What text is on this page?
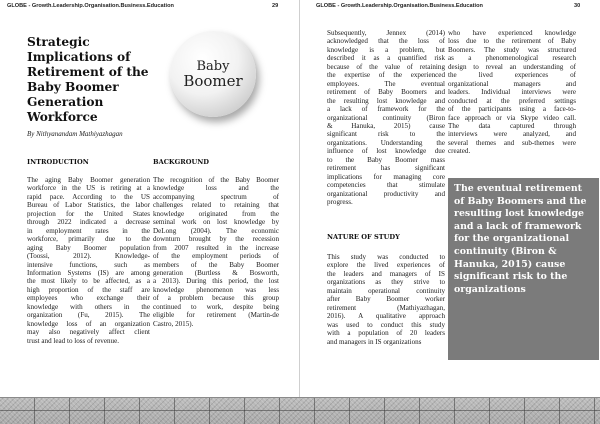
GLOBE - Growth.Leadership.Organisation.Business.Education	29
Strategic
Implications of
Retirement of the
Baby Boomer
Generation
Workforce
Baby
Boomer
By Nithyanandam Mathiyazhagan
INTRODUCTION
The aging Baby Boomer generation
workforce in the US is retiring at a
rapid pace. According to the US
Bureau of Labor Statistics, the labor
projection for the United States
through 2022 indicated a decrease
in employment rates in the
workforce, primarily due to the
aging Baby Boomer population
(Toossi, 2012). Knowledge-
intensive functions, such as
Information Systems (IS) are among
the most likely to be affected, as a
high proportion of the staff are
employees who exchange their
knowledge with others in the
organization (Fu, 2015). The
knowledge loss of an organization
may also negatively affect client
trust and lead to loss of revenue.
BACKGROUND
The recognition of the Baby Boomer
knowledge loss and the
accompanying spectrum of
challenges related to retaining that
knowledge originated from the
seminal work on lost knowledge by
DeLong (2004). The economic
downturn brought by the recession
from 2007 resulted in the increase
of the employment periods of
members of the Baby Boomer
generation (Burtless & Bosworth,
a 2013). During this period, the lost
knowledge phenomenon was less
of a problem because this group
continued to work, despite being
eligible for retirement (Martin-de
Castro, 2015).
GLOBE - Growth.Leadership.Organisation.Business.Education	30
Subsequently, Jennex (2014)
acknowledged that the loss of
knowledge is a problem, but
described it as a quantified risk
because of the value of retaining
the expertise of the experienced
employees. The eventual
retirement of Baby Boomers and
the resulting lost knowledge and
a lack of framework for the
organizational continuity (Biron
& Hanuka, 2015) cause
significant risk to the
organizations. Understanding the
influence of lost knowledge due
to the Baby Boomer mass
retirement has significant
implications for managing core
competencies that stimulate
organizational productivity and
progress.
NATURE OF STUDY
This study was conducted to
explore the lived experiences of
the leaders and managers of IS
organizations as they strive to
maintain operational continuity
after Baby Boomer worker
retirement (Mathiyazhagan,
2016). A qualitative approach
was used to conduct this study
with a population of 20 leaders
and managers in IS organizations
who have experienced knowledge
loss due to the retirement of Baby
Boomers. The study was structured
as a phenomenological research
design to reveal an understanding of
the lived experiences of
organizational managers and
leaders. Individual interviews were
conducted at the preferred settings
of the participants using a face-to-
face approach or via Skype video call.
The data captured through
interviews were analyzed, and
several themes and sub-themes were
created.
The eventual retirement of Baby Boomers and the resulting lost knowledge and a lack of framework for the organizational continuity (Biron & Hanuka, 2015) cause significant risk to the organizations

> Task requirements
All records must be output exactly as they are, except for the pictures, which are left out.

> Final result
What text is on this page?
GLOBE - Growth.Leadership.Organisation.Business.Education	29
Strategic
Implications of
Retirement of the
Baby Boomer
Generation
Workforce
Baby
Boomer
By Nithyanandam Mathiyazhagan
INTRODUCTION
The aging Baby Boomer generation
workforce in the US is retiring at a
rapid pace. According to the US
Bureau of Labor Statistics, the labor
projection for the United States
through 2022 indicated a decrease
in employment rates in the
workforce, primarily due to the
aging Baby Boomer population
(Toossi, 2012). Knowledge-
intensive functions, such as
Information Systems (IS) are among
the most likely to be affected, as a
high proportion of the staff are
employees who exchange their
knowledge with others in the
organization (Fu, 2015). The
knowledge loss of an organization
may also negatively affect client
trust and lead to loss of revenue.
BACKGROUND
The recognition of the Baby Boomer
knowledge loss and the
accompanying spectrum of
challenges related to retaining that
knowledge originated from the
seminal work on lost knowledge by
DeLong (2004). The economic
downturn brought by the recession
from 2007 resulted in the increase
of the employment periods of
members of the Baby Boomer
generation (Burtless & Bosworth,
a 2013). During this period, the lost
knowledge phenomenon was less
of a problem because this group
continued to work, despite being
eligible for retirement (Martin-de
Castro, 2015).
GLOBE - Growth.Leadership.Organisation.Business.Education	30
Subsequently, Jennex (2014)
acknowledged that the loss of
knowledge is a problem, but
described it as a quantified risk
because of the value of retaining
the expertise of the experienced
employees. The eventual
retirement of Baby Boomers and
the resulting lost knowledge and
a lack of framework for the
organizational continuity (Biron
& Hanuka, 2015) cause
significant risk to the
organizations. Understanding the
influence of lost knowledge due
to the Baby Boomer mass
retirement has significant
implications for managing core
competencies that stimulate
organizational productivity and
progress.
NATURE OF STUDY
This study was conducted to
explore the lived experiences of
the leaders and managers of IS
organizations as they strive to
maintain operational continuity
after Baby Boomer worker
retirement (Mathiyazhagan,
2016). A qualitative approach
was used to conduct this study
with a population of 20 leaders
and managers in IS organizations
who have experienced knowledge
loss due to the retirement of Baby
Boomers. The study was structured
as a phenomenological research
design to reveal an understanding of
the lived experiences of
organizational managers and
leaders. Individual interviews were
conducted at the preferred settings
of the participants using a face-to-
face approach or via Skype video call.
The data captured through
interviews were analyzed, and
several themes and sub-themes were
created.
The eventual retirement of Baby Boomers and the resulting lost knowledge and a lack of framework for the organizational continuity (Biron & Hanuka, 2015) cause significant risk to the organizations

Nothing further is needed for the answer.